──────── FRAGMENTO SELECCIONADO

Revista Ignis. Corporación universitaria Minuto de Dios
Ciclo II de “Las humanidades en…”
Me preocupa es la calvicie: la ansiedad que crece (inversamente proporcional) por cada pelo que abandona mi cabeza.
¿Sabían que el gen de la calvicie lo pueden heredar y transmitir las mujeres, pero en ellas no se manifiesta? Mi mamá, por ejemplo, no deja un pelo en el sifón de la ducha, pero me heredó la calvicie de mi abuelo, y él ni idea de qué otro calvo. Pero si me remonto hasta él o ella, me encontraría con el argumento de una novela. Una genealogía marcada por la pérdida prematura de cabello ―antes del año, para ser dramáticos. En cualquier pueblo remoto de este país, a los personajes de esta historia los años les pasan lento, hasta que mueren y les brota una mata por fuera de la tumba.

────────────────
──────── REGISTROS MOSTRADOS

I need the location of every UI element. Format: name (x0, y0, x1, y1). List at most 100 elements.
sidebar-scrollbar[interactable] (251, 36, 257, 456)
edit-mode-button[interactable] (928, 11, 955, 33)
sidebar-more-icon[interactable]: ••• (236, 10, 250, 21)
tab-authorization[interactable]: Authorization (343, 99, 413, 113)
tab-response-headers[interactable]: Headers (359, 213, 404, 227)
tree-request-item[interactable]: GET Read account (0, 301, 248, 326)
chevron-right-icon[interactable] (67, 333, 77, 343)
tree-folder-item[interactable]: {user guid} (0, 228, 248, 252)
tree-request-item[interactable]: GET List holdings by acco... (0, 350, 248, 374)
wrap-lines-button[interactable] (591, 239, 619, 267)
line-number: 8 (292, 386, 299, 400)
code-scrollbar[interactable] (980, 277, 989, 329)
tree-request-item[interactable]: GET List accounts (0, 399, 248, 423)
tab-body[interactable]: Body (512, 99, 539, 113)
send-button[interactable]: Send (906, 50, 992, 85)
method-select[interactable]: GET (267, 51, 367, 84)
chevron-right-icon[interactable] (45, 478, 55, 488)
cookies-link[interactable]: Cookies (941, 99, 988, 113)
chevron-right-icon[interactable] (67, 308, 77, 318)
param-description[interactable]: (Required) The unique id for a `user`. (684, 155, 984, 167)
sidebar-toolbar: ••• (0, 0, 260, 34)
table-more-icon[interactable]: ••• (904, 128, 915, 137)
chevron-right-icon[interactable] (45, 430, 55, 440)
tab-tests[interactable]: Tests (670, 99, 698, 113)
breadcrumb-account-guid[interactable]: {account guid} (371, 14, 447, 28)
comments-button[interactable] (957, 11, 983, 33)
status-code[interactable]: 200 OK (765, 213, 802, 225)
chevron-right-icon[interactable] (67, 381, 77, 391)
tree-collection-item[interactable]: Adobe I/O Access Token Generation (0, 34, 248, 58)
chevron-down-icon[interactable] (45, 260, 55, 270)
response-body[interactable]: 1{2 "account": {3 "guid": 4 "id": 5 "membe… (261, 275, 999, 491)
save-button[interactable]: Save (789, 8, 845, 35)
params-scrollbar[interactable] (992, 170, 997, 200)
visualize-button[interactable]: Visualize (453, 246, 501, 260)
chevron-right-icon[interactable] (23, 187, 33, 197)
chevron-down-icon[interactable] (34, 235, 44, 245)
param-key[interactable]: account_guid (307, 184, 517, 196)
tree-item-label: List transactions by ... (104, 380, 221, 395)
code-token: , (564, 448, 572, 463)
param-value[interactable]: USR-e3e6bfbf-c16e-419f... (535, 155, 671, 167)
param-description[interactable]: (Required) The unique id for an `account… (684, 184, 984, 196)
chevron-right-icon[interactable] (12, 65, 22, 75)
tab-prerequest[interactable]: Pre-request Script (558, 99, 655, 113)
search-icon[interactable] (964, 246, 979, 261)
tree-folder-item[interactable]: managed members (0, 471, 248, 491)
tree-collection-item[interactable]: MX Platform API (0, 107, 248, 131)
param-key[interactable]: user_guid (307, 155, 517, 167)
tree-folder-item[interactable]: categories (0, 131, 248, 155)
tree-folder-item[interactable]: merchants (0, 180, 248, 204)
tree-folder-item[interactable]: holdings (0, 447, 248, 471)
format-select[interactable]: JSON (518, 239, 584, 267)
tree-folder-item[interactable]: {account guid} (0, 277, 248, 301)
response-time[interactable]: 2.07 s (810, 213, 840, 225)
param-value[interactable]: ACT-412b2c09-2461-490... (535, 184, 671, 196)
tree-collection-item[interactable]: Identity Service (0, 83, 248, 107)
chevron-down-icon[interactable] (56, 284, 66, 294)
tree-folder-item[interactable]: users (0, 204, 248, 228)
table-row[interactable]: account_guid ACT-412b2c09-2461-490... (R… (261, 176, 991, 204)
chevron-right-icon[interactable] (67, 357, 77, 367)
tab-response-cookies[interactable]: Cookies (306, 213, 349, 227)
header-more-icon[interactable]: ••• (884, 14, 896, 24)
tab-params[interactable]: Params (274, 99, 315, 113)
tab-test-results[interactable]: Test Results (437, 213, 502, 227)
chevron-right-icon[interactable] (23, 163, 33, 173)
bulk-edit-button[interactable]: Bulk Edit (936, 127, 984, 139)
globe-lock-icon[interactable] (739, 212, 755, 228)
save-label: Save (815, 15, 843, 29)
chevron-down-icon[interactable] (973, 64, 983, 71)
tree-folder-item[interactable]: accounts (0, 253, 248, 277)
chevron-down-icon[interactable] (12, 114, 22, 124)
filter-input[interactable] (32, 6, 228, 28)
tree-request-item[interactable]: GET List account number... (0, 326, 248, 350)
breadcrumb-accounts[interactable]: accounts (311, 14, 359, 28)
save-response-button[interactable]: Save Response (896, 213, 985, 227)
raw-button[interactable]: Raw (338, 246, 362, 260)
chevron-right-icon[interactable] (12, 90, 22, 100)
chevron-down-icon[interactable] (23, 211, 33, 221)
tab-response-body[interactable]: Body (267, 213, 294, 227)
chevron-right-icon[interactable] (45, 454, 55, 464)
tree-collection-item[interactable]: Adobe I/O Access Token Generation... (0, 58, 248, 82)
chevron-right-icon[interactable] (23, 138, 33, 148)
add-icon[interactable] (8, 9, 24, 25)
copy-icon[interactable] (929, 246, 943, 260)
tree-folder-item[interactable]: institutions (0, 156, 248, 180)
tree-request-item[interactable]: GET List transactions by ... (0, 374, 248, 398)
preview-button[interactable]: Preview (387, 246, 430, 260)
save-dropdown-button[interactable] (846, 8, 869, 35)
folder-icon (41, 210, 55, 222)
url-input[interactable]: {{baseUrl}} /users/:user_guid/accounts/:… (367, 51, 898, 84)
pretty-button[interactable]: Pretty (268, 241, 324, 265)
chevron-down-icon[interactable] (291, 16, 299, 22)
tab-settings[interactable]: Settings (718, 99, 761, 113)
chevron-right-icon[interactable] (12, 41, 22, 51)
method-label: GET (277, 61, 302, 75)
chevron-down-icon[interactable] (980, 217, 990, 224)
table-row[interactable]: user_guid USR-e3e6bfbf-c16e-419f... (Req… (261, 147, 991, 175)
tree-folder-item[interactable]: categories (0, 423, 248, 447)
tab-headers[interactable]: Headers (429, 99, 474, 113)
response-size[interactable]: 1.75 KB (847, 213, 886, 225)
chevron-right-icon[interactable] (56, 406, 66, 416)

────────────────

▸ EJERCICIO PROPUESTO 1
Transcribe literalmente el pasaje del fragmento sobre la calvicie que comienza en las palabras "Revista Ignis. Corporación" y termina después de "de la tumba.".
▸ EJERCICIO PROPUESTO 2
Indica si cada afirmación coincide con el fragmento sobre la calvicie y respalda cada respuesta, sí o no, con las palabras exactas del texto que lo deciden. (a) Quien escribe heredó la calvicie de su abuelo. (b) La madre deja pelos en el sifón de la ducha. (c) En los pueblos remotos, los años pasan rápido para los personajes de esta historia.
Los registros constituyen un material aparte del fragmento.

▸ SOLUCIÓN COMPLETA 1
Revista Ignis. Corporación universitaria Minuto de Dios
Ciclo II de “Las humanidades en…”
Me preocupa es la calvicie: la ansiedad que crece (inversamente proporcional) por cada pelo que abandona mi cabeza.
¿Sabían que el gen de la calvicie lo pueden heredar y transmitir las mujeres, pero en ellas no se manifiesta? Mi mamá, por ejemplo, no deja un pelo en el sifón de la ducha, pero me heredó la calvicie de mi abuelo, y él ni idea de qué otro calvo. Pero si me remonto hasta él o ella, me encontraría con el argumento de una novela. Una genealogía marcada por la pérdida prematura de cabello ―antes del año, para ser dramáticos. En cualquier pueblo remoto de este país, a los personajes de esta historia los años les pasan lento, hasta que mueren y les brota una mata por fuera de la tumba.

▸ SOLUCIÓN COMPLETA 2
(a) Sí: "me heredó la calvicie de mi abuelo".
(b) No: "no deja un pelo en el sifón de la ducha".
(c) No: "los años les pasan lento".